▶ **Objective**:
Copy out every line exactly as given.

▶ **Material provided**:

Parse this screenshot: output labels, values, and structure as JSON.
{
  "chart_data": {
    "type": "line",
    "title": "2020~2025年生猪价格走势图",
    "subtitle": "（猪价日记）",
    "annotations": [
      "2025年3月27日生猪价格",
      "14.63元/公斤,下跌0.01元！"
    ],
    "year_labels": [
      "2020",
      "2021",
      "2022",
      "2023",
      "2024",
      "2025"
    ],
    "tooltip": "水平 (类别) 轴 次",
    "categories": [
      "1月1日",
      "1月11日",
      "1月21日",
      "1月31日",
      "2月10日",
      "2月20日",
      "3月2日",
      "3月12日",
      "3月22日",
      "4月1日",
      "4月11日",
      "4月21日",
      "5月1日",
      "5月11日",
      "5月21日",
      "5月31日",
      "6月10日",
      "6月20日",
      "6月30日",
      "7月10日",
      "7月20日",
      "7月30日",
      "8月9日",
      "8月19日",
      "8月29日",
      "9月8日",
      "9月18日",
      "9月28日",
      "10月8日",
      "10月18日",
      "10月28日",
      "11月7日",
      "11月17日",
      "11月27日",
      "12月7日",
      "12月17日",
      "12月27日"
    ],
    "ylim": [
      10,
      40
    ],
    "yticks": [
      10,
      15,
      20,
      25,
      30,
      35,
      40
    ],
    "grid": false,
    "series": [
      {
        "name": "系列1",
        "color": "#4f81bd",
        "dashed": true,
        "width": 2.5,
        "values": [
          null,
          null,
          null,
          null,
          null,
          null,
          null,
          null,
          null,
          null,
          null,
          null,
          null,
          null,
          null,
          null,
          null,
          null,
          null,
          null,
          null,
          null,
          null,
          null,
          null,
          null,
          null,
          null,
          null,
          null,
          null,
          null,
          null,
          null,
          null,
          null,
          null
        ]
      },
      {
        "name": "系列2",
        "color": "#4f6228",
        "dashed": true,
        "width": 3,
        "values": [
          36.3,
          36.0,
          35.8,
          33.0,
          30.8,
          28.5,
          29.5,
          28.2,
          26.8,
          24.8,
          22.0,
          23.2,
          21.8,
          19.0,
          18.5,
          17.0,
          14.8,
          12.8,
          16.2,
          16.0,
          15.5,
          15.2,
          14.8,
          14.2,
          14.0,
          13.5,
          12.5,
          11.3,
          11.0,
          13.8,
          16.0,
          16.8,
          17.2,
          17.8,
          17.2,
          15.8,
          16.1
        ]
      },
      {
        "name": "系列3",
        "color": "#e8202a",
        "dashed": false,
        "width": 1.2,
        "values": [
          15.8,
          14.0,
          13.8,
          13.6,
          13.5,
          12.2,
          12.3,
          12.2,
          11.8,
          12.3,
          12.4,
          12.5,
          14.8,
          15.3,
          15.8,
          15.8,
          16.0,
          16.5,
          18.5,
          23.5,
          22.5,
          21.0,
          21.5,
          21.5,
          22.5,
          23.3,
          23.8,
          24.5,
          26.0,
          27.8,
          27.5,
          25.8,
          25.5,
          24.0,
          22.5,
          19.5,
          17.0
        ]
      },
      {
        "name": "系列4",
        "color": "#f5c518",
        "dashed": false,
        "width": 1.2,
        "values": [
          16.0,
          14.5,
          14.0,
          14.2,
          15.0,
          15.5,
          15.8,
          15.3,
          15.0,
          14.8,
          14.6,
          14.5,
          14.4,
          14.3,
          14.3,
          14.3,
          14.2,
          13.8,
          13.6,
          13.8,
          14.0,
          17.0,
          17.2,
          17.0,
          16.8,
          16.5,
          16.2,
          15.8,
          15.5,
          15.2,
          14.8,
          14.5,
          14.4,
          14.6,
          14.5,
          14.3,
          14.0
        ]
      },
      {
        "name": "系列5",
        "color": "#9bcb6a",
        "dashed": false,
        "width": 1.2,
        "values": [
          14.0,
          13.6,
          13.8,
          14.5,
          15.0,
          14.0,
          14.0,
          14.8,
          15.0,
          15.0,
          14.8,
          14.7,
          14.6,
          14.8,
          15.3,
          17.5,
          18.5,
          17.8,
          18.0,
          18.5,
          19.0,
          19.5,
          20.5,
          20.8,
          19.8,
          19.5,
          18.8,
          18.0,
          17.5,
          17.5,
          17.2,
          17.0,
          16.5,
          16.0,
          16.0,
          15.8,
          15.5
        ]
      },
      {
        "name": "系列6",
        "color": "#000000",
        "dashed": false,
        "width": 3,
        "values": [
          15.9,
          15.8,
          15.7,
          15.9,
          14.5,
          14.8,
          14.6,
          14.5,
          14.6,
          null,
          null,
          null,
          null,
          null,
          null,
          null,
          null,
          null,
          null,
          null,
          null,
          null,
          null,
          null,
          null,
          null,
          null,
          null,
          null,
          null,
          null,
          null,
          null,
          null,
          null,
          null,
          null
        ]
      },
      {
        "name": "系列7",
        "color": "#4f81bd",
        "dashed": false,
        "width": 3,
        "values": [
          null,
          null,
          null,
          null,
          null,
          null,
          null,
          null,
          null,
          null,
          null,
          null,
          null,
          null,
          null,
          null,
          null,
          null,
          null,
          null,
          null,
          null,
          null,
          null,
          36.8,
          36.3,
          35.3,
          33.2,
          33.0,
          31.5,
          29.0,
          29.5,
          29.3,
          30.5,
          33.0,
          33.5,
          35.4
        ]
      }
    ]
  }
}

▶ **Answer below**:
Parse this screenshot: output labels, values, and structure as JSON.
{
  "chart_data": {
    "type": "line",
    "title": "2020~2025年生猪价格走势图",
    "subtitle": "（猪价日记）",
    "annotations": [
      "2025年3月27日生猪价格",
      "14.63元/公斤,下跌0.01元！"
    ],
    "year_labels": [
      "2020",
      "2021",
      "2022",
      "2023",
      "2024",
      "2025"
    ],
    "tooltip": "水平 (类别) 轴 次",
    "categories": [
      "1月1日",
      "1月11日",
      "1月21日",
      "1月31日",
      "2月10日",
      "2月20日",
      "3月2日",
      "3月12日",
      "3月22日",
      "4月1日",
      "4月11日",
      "4月21日",
      "5月1日",
      "5月11日",
      "5月21日",
      "5月31日",
      "6月10日",
      "6月20日",
      "6月30日",
      "7月10日",
      "7月20日",
      "7月30日",
      "8月9日",
      "8月19日",
      "8月29日",
      "9月8日",
      "9月18日",
      "9月28日",
      "10月8日",
      "10月18日",
      "10月28日",
      "11月7日",
      "11月17日",
      "11月27日",
      "12月7日",
      "12月17日",
      "12月27日"
    ],
    "ylim": [
      10,
      40
    ],
    "yticks": [
      10,
      15,
      20,
      25,
      30,
      35,
      40
    ],
    "grid": false,
    "series": [
      {
        "name": "系列1",
        "color": "#4f81bd",
        "dashed": true,
        "width": 2.5,
        "values": [
          null,
          null,
          null,
          null,
          null,
          null,
          null,
          null,
          null,
          null,
          null,
          null,
          null,
          null,
          null,
          null,
          null,
          null,
          null,
          null,
          null,
          null,
          null,
          null,
          null,
          null,
          null,
          null,
          null,
          null,
          null,
          null,
          null,
          null,
          null,
          null,
          null
        ]
      },
      {
        "name": "系列2",
        "color": "#4f6228",
        "dashed": true,
        "width": 3,
        "values": [
          36.3,
          36.0,
          35.8,
          33.0,
          30.8,
          28.5,
          29.5,
          28.2,
          26.8,
          24.8,
          22.0,
          23.2,
          21.8,
          19.0,
          18.5,
          17.0,
          14.8,
          12.8,
          16.2,
          16.0,
          15.5,
          15.2,
          14.8,
          14.2,
          14.0,
          13.5,
          12.5,
          11.3,
          11.0,
          13.8,
          16.0,
          16.8,
          17.2,
          17.8,
          17.2,
          15.8,
          16.1
        ]
      },
      {
        "name": "系列3",
        "color": "#e8202a",
        "dashed": false,
        "width": 1.2,
        "values": [
          15.8,
          14.0,
          13.8,
          13.6,
          13.5,
          12.2,
          12.3,
          12.2,
          11.8,
          12.3,
          12.4,
          12.5,
          14.8,
          15.3,
          15.8,
          15.8,
          16.0,
          16.5,
          18.5,
          23.5,
          22.5,
          21.0,
          21.5,
          21.5,
          22.5,
          23.3,
          23.8,
          24.5,
          26.0,
          27.8,
          27.5,
          25.8,
          25.5,
          24.0,
          22.5,
          19.5,
          17.0
        ]
      },
      {
        "name": "系列4",
        "color": "#f5c518",
        "dashed": false,
        "width": 1.2,
        "values": [
          16.0,
          14.5,
          14.0,
          14.2,
          15.0,
          15.5,
          15.8,
          15.3,
          15.0,
          14.8,
          14.6,
          14.5,
          14.4,
          14.3,
          14.3,
          14.3,
          14.2,
          13.8,
          13.6,
          13.8,
          14.0,
          17.0,
          17.2,
          17.0,
          16.8,
          16.5,
          16.2,
          15.8,
          15.5,
          15.2,
          14.8,
          14.5,
          14.4,
          14.6,
          14.5,
          14.3,
          14.0
        ]
      },
      {
        "name": "系列5",
        "color": "#9bcb6a",
        "dashed": false,
        "width": 1.2,
        "values": [
          14.0,
          13.6,
          13.8,
          14.5,
          15.0,
          14.0,
          14.0,
          14.8,
          15.0,
          15.0,
          14.8,
          14.7,
          14.6,
          14.8,
          15.3,
          17.5,
          18.5,
          17.8,
          18.0,
          18.5,
          19.0,
          19.5,
          20.5,
          20.8,
          19.8,
          19.5,
          18.8,
          18.0,
          17.5,
          17.5,
          17.2,
          17.0,
          16.5,
          16.0,
          16.0,
          15.8,
          15.5
        ]
      },
      {
        "name": "系列6",
        "color": "#000000",
        "dashed": false,
        "width": 3,
        "values": [
          15.9,
          15.8,
          15.7,
          15.9,
          14.5,
          14.8,
          14.6,
          14.5,
          14.6,
          null,
          null,
          null,
          null,
          null,
          null,
          null,
          null,
          null,
          null,
          null,
          null,
          null,
          null,
          null,
          null,
          null,
          null,
          null,
          null,
          null,
          null,
          null,
          null,
          null,
          null,
          null,
          null
        ]
      },
      {
        "name": "系列7",
        "color": "#4f81bd",
        "dashed": false,
        "width": 3,
        "values": [
          null,
          null,
          null,
          null,
          null,
          null,
          null,
          null,
          null,
          null,
          null,
          null,
          null,
          null,
          null,
          null,
          null,
          null,
          null,
          null,
          null,
          null,
          null,
          null,
          36.8,
          36.3,
          35.3,
          33.2,
          33.0,
          31.5,
          29.0,
          29.5,
          29.3,
          30.5,
          33.0,
          33.5,
          35.4
        ]
      }
    ]
  }
}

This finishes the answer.